— START Provided material —
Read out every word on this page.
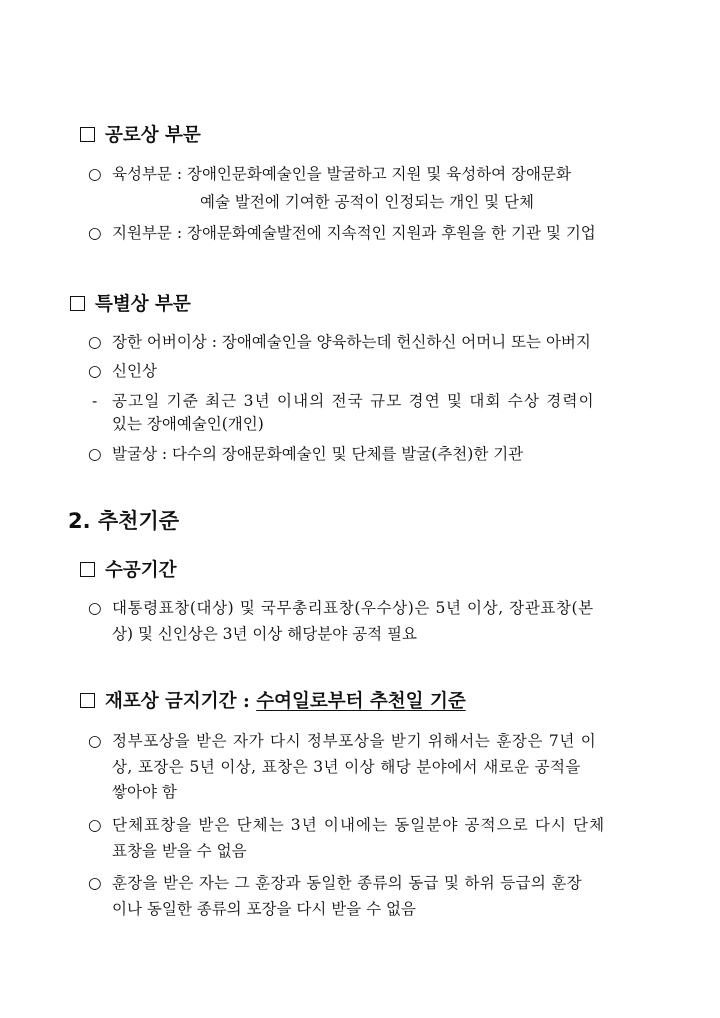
공로상 부문
○ 육성부문 : 장애인문화예술인을 발굴하고 지원 및 육성하여 장애문화
예술 발전에 기여한 공적이 인정되는 개인 및 단체
○ 지원부문 : 장애문화예술발전에 지속적인 지원과 후원을 한 기관 및 기업
특별상 부문
○ 장한 어버이상 : 장애예술인을 양육하는데 헌신하신 어머니 또는 아버지
○ 신인상
- 공고일 기준 최근 3년 이내의 전국 규모 경연 및 대회 수상 경력이
있는 장애예술인(개인)
○ 발굴상 : 다수의 장애문화예술인 및 단체를 발굴(추천)한 기관
2. 추천기준
수공기간
○ 대통령표창(대상) 및 국무총리표창(우수상)은 5년 이상, 장관표창(본
상) 및 신인상은 3년 이상 해당분야 공적 필요
재포상 금지기간 : 수여일로부터 추천일 기준
○ 정부포상을 받은 자가 다시 정부포상을 받기 위해서는 훈장은 7년 이
상, 포장은 5년 이상, 표창은 3년 이상 해당 분야에서 새로운 공적을
쌓아야 함
○ 단체표창을 받은 단체는 3년 이내에는 동일분야 공적으로 다시 단체
표창을 받을 수 없음
○ 훈장을 받은 자는 그 훈장과 동일한 종류의 동급 및 하위 등급의 훈장
이나 동일한 종류의 포장을 다시 받을 수 없음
— END Provided material —
● Task details:
Set down all the data again exactly as above, pictures excluded.

● Full solution:
Read out every word on this page.
공로상 부문
○ 육성부문 : 장애인문화예술인을 발굴하고 지원 및 육성하여 장애문화
예술 발전에 기여한 공적이 인정되는 개인 및 단체
○ 지원부문 : 장애문화예술발전에 지속적인 지원과 후원을 한 기관 및 기업
특별상 부문
○ 장한 어버이상 : 장애예술인을 양육하는데 헌신하신 어머니 또는 아버지
○ 신인상
- 공고일 기준 최근 3년 이내의 전국 규모 경연 및 대회 수상 경력이
있는 장애예술인(개인)
○ 발굴상 : 다수의 장애문화예술인 및 단체를 발굴(추천)한 기관
2. 추천기준
수공기간
○ 대통령표창(대상) 및 국무총리표창(우수상)은 5년 이상, 장관표창(본
상) 및 신인상은 3년 이상 해당분야 공적 필요
재포상 금지기간 : 수여일로부터 추천일 기준
○ 정부포상을 받은 자가 다시 정부포상을 받기 위해서는 훈장은 7년 이
상, 포장은 5년 이상, 표창은 3년 이상 해당 분야에서 새로운 공적을
쌓아야 함
○ 단체표창을 받은 단체는 3년 이내에는 동일분야 공적으로 다시 단체
표창을 받을 수 없음
○ 훈장을 받은 자는 그 훈장과 동일한 종류의 동급 및 하위 등급의 훈장
이나 동일한 종류의 포장을 다시 받을 수 없음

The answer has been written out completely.